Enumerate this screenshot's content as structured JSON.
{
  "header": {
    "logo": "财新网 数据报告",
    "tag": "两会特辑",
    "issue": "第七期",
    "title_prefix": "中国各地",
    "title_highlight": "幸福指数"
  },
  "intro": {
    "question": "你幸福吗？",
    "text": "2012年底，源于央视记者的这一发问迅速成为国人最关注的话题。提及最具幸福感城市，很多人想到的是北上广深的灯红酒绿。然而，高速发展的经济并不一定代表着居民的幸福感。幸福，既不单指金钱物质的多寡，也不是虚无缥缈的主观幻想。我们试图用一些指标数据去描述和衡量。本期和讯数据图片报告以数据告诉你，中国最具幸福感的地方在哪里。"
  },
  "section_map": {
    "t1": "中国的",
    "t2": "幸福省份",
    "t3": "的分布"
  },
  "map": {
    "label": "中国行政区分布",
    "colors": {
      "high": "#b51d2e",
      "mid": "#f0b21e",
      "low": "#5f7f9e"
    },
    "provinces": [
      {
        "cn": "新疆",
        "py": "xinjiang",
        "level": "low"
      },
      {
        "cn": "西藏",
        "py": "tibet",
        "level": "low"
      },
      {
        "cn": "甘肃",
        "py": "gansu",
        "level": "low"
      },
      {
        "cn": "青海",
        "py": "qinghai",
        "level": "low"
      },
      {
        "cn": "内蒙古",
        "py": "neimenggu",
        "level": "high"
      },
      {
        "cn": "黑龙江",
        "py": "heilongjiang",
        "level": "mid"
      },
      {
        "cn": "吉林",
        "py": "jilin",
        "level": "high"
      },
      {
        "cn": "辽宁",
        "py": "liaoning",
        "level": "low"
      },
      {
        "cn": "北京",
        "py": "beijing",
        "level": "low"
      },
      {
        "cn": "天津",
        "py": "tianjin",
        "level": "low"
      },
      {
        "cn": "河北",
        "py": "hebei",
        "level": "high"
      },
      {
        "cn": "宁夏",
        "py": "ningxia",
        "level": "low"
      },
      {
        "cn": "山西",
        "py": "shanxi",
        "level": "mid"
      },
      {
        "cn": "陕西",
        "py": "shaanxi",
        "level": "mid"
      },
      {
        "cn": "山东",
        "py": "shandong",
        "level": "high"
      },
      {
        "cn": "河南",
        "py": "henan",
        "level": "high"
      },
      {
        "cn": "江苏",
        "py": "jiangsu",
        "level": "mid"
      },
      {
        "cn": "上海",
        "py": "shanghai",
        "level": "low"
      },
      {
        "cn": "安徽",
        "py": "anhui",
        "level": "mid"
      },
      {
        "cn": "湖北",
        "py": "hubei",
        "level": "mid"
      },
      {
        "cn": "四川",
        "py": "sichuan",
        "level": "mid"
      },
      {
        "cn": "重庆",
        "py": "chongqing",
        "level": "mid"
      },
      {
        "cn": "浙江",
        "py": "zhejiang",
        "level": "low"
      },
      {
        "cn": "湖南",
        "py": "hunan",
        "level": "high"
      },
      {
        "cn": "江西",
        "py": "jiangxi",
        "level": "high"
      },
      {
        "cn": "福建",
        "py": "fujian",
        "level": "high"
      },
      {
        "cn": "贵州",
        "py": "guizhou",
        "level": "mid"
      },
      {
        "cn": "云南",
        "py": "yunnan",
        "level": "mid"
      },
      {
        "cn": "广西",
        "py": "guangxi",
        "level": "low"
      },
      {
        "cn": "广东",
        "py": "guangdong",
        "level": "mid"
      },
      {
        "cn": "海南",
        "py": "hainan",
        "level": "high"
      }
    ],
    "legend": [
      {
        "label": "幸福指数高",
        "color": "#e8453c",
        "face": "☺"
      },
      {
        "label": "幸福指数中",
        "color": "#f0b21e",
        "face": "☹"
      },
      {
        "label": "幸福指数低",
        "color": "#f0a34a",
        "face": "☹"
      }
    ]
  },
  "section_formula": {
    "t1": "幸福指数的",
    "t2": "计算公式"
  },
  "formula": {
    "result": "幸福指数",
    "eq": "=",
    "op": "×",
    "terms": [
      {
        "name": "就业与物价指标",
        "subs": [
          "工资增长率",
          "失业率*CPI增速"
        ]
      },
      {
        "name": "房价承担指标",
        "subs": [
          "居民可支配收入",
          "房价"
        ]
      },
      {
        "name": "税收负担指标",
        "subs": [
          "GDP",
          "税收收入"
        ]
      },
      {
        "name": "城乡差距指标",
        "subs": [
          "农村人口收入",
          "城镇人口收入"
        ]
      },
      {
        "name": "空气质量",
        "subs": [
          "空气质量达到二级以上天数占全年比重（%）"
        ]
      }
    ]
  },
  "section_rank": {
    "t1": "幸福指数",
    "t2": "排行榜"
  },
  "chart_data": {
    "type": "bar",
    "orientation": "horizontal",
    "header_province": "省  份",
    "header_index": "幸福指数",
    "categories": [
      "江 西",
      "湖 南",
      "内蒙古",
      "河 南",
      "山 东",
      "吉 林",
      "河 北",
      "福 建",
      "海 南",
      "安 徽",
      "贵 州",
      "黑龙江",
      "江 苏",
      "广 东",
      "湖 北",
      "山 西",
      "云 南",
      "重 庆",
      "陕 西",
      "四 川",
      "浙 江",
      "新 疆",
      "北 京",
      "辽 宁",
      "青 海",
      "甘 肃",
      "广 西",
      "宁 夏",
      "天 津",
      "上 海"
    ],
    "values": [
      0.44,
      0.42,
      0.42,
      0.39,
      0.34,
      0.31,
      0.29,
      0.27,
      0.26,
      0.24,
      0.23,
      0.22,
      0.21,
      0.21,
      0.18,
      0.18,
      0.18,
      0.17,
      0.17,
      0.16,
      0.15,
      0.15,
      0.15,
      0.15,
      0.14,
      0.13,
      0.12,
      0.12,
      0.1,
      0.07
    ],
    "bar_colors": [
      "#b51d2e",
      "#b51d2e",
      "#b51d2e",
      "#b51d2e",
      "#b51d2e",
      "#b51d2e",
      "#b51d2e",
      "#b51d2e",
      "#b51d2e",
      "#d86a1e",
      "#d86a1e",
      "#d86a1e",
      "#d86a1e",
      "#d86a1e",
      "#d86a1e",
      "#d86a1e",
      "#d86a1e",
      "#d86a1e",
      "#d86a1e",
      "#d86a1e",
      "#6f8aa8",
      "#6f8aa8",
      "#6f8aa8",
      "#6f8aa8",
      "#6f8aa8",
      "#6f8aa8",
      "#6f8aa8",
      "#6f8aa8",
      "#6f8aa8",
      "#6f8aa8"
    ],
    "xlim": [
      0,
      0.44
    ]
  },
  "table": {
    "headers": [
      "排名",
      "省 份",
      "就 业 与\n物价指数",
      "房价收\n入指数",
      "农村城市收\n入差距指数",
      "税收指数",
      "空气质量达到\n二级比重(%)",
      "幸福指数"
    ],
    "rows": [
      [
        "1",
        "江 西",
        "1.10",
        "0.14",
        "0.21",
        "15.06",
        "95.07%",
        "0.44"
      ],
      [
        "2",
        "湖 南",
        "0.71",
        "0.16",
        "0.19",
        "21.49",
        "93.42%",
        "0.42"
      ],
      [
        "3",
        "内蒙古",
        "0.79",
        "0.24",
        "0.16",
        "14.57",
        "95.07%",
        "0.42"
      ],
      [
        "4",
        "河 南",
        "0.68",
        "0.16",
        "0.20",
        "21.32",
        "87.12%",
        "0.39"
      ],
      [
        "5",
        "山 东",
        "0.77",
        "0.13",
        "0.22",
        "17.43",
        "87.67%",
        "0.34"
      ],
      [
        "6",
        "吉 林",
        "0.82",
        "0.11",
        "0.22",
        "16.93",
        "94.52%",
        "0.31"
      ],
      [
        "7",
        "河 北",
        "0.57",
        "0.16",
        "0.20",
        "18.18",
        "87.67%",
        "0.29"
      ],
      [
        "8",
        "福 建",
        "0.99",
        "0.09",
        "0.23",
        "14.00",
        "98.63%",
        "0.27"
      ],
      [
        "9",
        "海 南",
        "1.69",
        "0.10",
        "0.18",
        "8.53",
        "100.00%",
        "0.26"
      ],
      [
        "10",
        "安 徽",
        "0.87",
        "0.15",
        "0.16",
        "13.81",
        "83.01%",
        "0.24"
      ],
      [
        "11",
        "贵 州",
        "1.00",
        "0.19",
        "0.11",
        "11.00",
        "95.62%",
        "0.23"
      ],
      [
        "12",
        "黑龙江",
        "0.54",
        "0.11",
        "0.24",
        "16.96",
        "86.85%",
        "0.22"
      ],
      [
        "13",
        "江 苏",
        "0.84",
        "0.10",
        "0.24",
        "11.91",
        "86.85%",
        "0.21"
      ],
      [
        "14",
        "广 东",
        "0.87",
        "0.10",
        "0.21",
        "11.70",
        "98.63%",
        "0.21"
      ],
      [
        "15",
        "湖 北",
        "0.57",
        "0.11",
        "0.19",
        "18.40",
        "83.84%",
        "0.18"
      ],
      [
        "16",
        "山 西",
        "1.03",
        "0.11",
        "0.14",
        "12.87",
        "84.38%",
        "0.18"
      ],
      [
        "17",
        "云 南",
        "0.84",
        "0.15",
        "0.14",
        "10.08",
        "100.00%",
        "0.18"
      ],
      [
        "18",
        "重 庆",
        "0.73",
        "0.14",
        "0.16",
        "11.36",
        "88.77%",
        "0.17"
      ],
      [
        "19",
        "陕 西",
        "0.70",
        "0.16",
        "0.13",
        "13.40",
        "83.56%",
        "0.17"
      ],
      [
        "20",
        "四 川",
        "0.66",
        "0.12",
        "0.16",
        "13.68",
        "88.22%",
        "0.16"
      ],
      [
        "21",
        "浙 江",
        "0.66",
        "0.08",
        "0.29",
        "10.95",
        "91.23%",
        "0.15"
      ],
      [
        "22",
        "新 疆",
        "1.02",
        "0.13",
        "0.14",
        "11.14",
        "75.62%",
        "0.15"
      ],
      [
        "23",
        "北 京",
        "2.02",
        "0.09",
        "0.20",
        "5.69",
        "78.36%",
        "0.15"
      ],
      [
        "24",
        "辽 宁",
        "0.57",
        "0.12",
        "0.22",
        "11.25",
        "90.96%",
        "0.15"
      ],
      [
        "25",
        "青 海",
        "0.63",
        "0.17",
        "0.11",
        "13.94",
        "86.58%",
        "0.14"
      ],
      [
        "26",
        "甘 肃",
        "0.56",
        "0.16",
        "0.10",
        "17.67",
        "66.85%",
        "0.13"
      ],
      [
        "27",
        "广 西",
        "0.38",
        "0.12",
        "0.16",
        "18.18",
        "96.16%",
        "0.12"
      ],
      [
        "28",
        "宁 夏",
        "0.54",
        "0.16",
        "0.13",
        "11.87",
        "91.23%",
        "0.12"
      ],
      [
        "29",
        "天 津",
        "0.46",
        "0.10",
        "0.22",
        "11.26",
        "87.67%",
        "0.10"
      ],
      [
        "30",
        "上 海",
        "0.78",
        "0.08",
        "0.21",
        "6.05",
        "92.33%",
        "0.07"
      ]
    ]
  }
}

Task instructions: Your answer should be a single number: the count of lines containing the word "label".

Reply: 4